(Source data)
━━━━━━━━━━━━━━━━━━━━━━━━━━━━━━
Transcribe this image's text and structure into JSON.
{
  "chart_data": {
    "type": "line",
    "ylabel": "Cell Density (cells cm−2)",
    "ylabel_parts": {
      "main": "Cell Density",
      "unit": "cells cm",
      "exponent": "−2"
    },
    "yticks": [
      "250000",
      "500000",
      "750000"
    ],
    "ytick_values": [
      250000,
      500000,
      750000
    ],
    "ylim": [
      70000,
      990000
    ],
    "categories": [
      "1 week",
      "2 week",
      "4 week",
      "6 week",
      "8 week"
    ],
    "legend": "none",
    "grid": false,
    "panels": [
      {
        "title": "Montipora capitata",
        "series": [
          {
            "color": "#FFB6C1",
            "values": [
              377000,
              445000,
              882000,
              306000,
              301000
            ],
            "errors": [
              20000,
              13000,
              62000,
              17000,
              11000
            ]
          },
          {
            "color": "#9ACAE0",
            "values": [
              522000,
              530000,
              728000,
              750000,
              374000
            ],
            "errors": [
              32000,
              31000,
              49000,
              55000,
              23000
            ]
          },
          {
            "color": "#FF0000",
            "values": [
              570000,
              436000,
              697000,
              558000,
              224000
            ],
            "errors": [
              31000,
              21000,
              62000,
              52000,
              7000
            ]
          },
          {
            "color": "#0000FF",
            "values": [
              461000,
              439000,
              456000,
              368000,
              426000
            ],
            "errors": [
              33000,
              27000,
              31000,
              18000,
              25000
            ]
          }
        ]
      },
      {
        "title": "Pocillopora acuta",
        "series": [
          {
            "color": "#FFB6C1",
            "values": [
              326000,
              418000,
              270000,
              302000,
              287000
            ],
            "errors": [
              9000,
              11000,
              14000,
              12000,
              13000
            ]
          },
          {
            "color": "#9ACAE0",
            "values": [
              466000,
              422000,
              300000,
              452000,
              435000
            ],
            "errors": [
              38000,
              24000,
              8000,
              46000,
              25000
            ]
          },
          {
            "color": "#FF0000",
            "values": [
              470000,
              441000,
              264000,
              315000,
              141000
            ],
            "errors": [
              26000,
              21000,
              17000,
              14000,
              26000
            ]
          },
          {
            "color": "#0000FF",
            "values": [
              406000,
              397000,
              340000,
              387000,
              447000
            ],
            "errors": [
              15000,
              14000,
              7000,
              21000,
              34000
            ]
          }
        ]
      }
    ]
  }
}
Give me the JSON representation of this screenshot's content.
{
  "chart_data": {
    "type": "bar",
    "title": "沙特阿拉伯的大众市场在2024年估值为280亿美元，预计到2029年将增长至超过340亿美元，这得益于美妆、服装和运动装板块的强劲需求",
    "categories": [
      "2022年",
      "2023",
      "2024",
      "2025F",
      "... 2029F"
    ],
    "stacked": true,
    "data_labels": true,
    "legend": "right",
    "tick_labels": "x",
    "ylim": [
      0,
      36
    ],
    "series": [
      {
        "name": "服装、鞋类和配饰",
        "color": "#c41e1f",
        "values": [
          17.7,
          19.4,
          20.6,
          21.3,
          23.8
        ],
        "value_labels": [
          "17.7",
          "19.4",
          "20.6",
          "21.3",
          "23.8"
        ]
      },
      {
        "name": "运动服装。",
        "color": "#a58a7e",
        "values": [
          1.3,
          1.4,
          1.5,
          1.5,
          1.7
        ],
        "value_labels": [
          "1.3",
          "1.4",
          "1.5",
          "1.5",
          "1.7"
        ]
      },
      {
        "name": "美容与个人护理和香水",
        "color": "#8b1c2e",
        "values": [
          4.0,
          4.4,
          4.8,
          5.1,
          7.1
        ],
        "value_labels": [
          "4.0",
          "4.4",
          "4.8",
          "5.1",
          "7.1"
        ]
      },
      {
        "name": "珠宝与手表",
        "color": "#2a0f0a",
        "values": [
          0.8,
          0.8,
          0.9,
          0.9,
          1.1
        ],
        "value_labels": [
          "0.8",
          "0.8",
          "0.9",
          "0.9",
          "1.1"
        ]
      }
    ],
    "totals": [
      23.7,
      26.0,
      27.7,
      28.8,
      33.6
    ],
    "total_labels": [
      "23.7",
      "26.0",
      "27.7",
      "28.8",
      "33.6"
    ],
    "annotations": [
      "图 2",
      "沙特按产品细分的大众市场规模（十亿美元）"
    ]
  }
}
━━━━━━━━━━━━━━━━━━━━━━━━━━━━━━
• **Prompt**
Reproduce the listing in full. Keep it exactly as written.

• **Finished answer**
Transcribe this image's text and structure into JSON.
{
  "chart_data": {
    "type": "line",
    "ylabel": "Cell Density (cells cm−2)",
    "ylabel_parts": {
      "main": "Cell Density",
      "unit": "cells cm",
      "exponent": "−2"
    },
    "yticks": [
      "250000",
      "500000",
      "750000"
    ],
    "ytick_values": [
      250000,
      500000,
      750000
    ],
    "ylim": [
      70000,
      990000
    ],
    "categories": [
      "1 week",
      "2 week",
      "4 week",
      "6 week",
      "8 week"
    ],
    "legend": "none",
    "grid": false,
    "panels": [
      {
        "title": "Montipora capitata",
        "series": [
          {
            "color": "#FFB6C1",
            "values": [
              377000,
              445000,
              882000,
              306000,
              301000
            ],
            "errors": [
              20000,
              13000,
              62000,
              17000,
              11000
            ]
          },
          {
            "color": "#9ACAE0",
            "values": [
              522000,
              530000,
              728000,
              750000,
              374000
            ],
            "errors": [
              32000,
              31000,
              49000,
              55000,
              23000
            ]
          },
          {
            "color": "#FF0000",
            "values": [
              570000,
              436000,
              697000,
              558000,
              224000
            ],
            "errors": [
              31000,
              21000,
              62000,
              52000,
              7000
            ]
          },
          {
            "color": "#0000FF",
            "values": [
              461000,
              439000,
              456000,
              368000,
              426000
            ],
            "errors": [
              33000,
              27000,
              31000,
              18000,
              25000
            ]
          }
        ]
      },
      {
        "title": "Pocillopora acuta",
        "series": [
          {
            "color": "#FFB6C1",
            "values": [
              326000,
              418000,
              270000,
              302000,
              287000
            ],
            "errors": [
              9000,
              11000,
              14000,
              12000,
              13000
            ]
          },
          {
            "color": "#9ACAE0",
            "values": [
              466000,
              422000,
              300000,
              452000,
              435000
            ],
            "errors": [
              38000,
              24000,
              8000,
              46000,
              25000
            ]
          },
          {
            "color": "#FF0000",
            "values": [
              470000,
              441000,
              264000,
              315000,
              141000
            ],
            "errors": [
              26000,
              21000,
              17000,
              14000,
              26000
            ]
          },
          {
            "color": "#0000FF",
            "values": [
              406000,
              397000,
              340000,
              387000,
              447000
            ],
            "errors": [
              15000,
              14000,
              7000,
              21000,
              34000
            ]
          }
        ]
      }
    ]
  }
}
Give me the JSON representation of this screenshot's content.
{
  "chart_data": {
    "type": "bar",
    "title": "沙特阿拉伯的大众市场在2024年估值为280亿美元，预计到2029年将增长至超过340亿美元，这得益于美妆、服装和运动装板块的强劲需求",
    "categories": [
      "2022年",
      "2023",
      "2024",
      "2025F",
      "... 2029F"
    ],
    "stacked": true,
    "data_labels": true,
    "legend": "right",
    "tick_labels": "x",
    "ylim": [
      0,
      36
    ],
    "series": [
      {
        "name": "服装、鞋类和配饰",
        "color": "#c41e1f",
        "values": [
          17.7,
          19.4,
          20.6,
          21.3,
          23.8
        ],
        "value_labels": [
          "17.7",
          "19.4",
          "20.6",
          "21.3",
          "23.8"
        ]
      },
      {
        "name": "运动服装。",
        "color": "#a58a7e",
        "values": [
          1.3,
          1.4,
          1.5,
          1.5,
          1.7
        ],
        "value_labels": [
          "1.3",
          "1.4",
          "1.5",
          "1.5",
          "1.7"
        ]
      },
      {
        "name": "美容与个人护理和香水",
        "color": "#8b1c2e",
        "values": [
          4.0,
          4.4,
          4.8,
          5.1,
          7.1
        ],
        "value_labels": [
          "4.0",
          "4.4",
          "4.8",
          "5.1",
          "7.1"
        ]
      },
      {
        "name": "珠宝与手表",
        "color": "#2a0f0a",
        "values": [
          0.8,
          0.8,
          0.9,
          0.9,
          1.1
        ],
        "value_labels": [
          "0.8",
          "0.8",
          "0.9",
          "0.9",
          "1.1"
        ]
      }
    ],
    "totals": [
      23.7,
      26.0,
      27.7,
      28.8,
      33.6
    ],
    "total_labels": [
      "23.7",
      "26.0",
      "27.7",
      "28.8",
      "33.6"
    ],
    "annotations": [
      "图 2",
      "沙特按产品细分的大众市场规模（十亿美元）"
    ]
  }
}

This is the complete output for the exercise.